• Records shown:
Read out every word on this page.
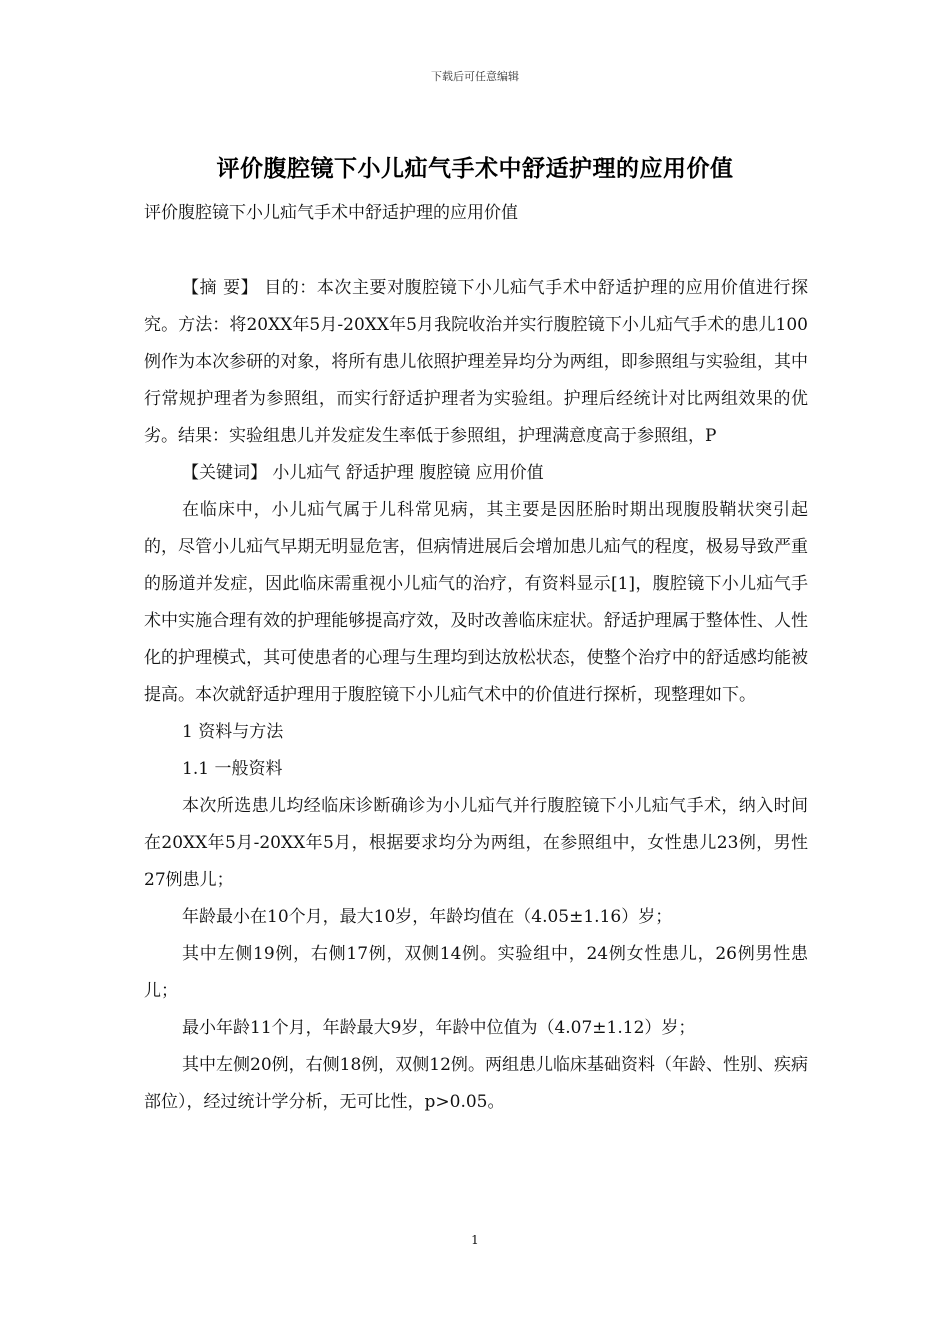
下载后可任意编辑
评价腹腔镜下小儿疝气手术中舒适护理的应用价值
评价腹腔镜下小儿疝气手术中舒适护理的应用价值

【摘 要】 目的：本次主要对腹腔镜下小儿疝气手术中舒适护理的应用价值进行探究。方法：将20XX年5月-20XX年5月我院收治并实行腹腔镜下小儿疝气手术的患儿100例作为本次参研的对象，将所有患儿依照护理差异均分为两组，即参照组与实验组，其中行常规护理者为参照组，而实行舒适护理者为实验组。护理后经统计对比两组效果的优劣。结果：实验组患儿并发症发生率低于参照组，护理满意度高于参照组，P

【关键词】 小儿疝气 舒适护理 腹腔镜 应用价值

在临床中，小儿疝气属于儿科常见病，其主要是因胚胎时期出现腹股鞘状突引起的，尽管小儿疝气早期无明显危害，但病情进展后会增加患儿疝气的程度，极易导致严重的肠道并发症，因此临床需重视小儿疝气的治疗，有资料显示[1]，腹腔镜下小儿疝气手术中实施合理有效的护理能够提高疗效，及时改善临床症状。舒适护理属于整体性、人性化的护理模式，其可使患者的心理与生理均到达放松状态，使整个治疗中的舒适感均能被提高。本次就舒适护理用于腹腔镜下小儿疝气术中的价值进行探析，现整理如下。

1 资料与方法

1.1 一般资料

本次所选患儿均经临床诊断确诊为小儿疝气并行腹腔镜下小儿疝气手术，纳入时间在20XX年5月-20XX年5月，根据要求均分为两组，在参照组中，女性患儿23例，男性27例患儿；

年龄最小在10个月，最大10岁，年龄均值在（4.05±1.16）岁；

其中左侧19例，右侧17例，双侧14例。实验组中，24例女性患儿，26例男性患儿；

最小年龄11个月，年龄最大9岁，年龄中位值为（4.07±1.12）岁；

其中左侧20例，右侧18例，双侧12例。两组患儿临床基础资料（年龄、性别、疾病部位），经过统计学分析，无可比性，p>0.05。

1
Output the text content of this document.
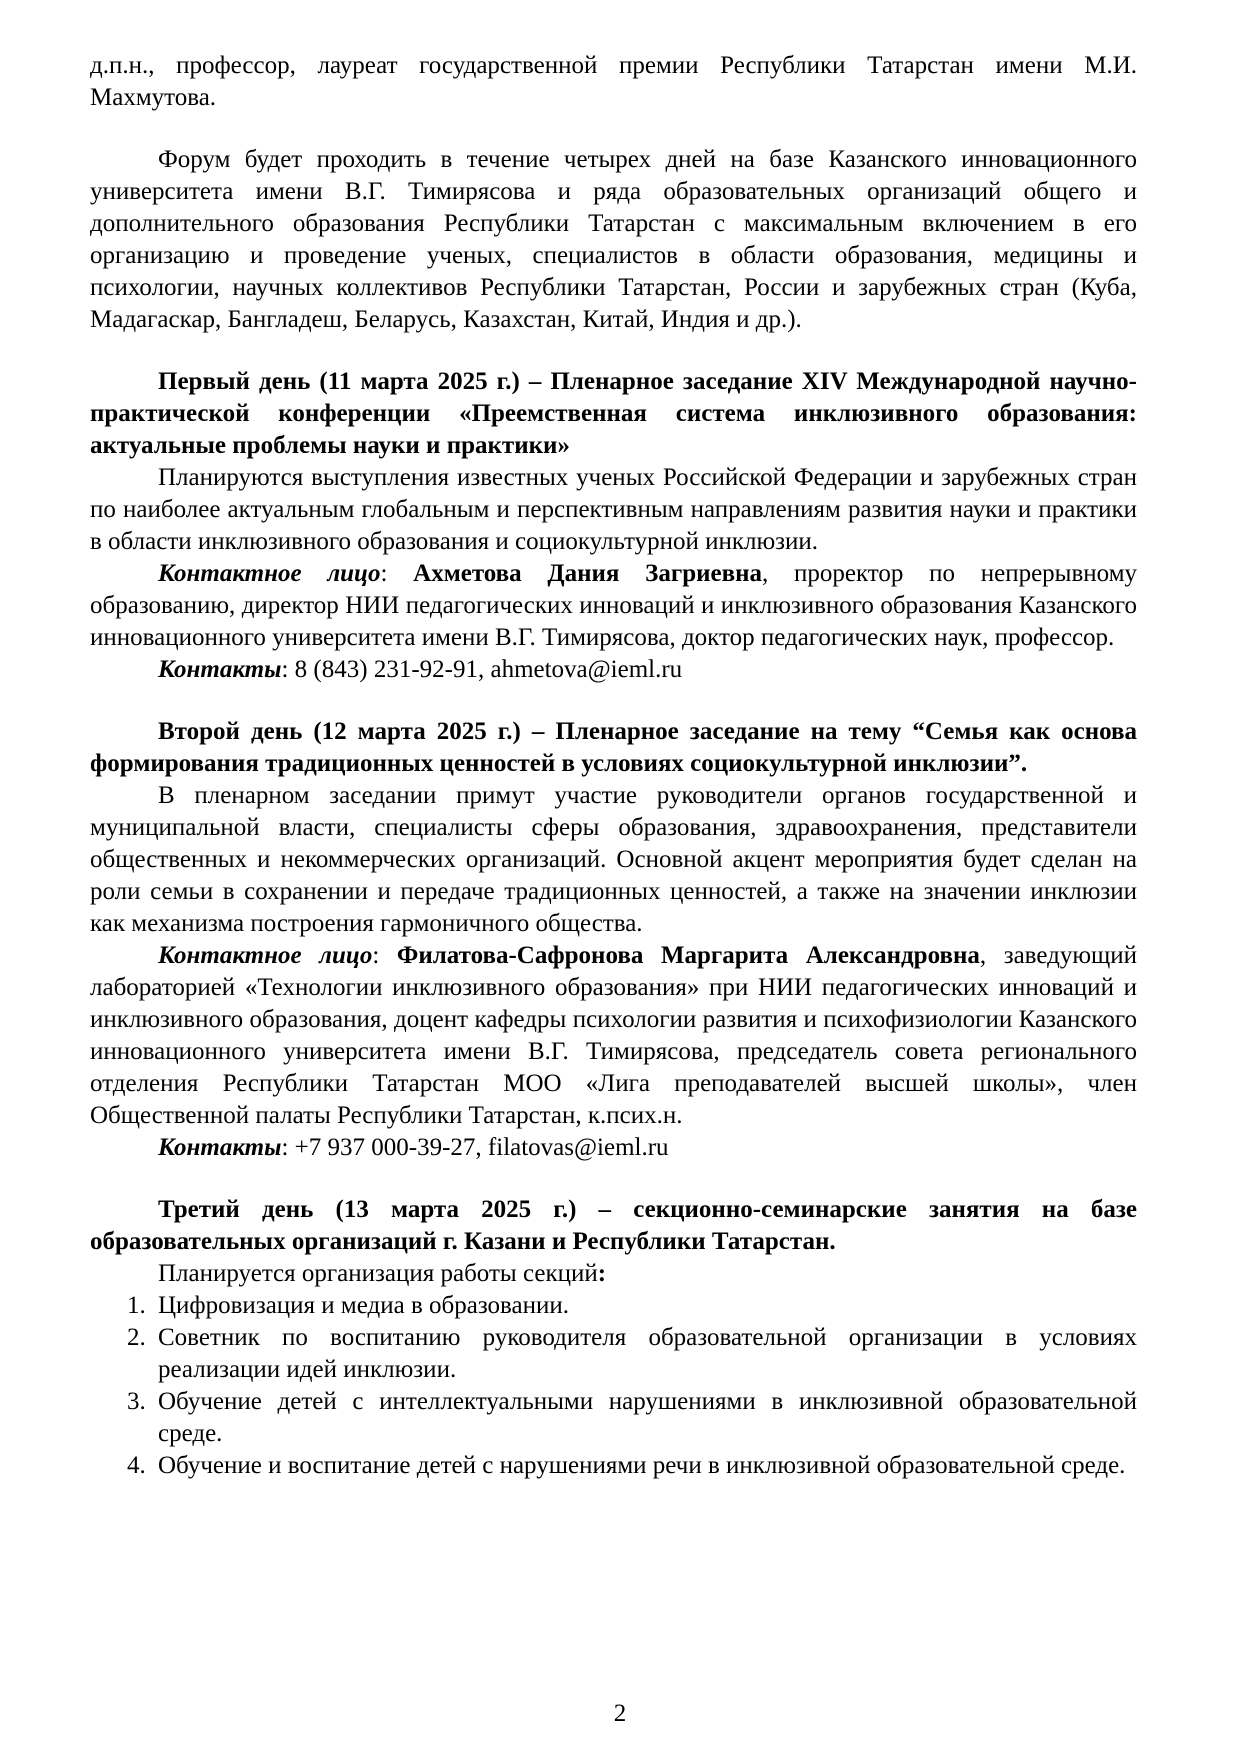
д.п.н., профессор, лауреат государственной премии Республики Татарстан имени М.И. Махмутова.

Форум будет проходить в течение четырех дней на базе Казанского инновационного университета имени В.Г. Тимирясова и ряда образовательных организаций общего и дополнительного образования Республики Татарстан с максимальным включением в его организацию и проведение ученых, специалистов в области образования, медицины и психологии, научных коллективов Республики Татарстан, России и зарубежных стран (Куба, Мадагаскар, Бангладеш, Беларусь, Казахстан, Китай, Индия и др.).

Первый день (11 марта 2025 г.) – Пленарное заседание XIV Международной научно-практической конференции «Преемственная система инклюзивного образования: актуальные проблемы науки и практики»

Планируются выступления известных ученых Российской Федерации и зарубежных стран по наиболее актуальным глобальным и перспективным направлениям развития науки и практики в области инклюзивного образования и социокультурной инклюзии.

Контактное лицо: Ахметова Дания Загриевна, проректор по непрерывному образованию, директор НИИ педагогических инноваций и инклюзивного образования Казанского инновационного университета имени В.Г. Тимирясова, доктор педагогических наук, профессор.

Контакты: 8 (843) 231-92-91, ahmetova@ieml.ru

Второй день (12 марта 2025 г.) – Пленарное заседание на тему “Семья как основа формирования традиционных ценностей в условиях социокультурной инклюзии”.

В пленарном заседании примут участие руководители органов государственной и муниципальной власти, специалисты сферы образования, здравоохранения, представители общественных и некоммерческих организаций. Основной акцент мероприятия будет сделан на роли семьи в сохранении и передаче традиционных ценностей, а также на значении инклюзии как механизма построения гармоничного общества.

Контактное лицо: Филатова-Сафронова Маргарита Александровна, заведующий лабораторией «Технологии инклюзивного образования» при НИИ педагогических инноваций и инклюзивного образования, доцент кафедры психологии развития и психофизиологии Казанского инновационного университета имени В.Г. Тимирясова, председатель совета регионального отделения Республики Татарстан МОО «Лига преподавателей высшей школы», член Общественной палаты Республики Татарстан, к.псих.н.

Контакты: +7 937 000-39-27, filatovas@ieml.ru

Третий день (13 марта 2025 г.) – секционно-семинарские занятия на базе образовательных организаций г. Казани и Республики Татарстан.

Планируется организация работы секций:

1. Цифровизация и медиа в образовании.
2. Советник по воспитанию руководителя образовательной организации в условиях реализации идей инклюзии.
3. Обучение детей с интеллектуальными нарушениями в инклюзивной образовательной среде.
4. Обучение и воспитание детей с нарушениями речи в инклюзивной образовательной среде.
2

• Objective: Go through the material above and count the lines that include "this". Give the number alone.

• Finished exercise: 2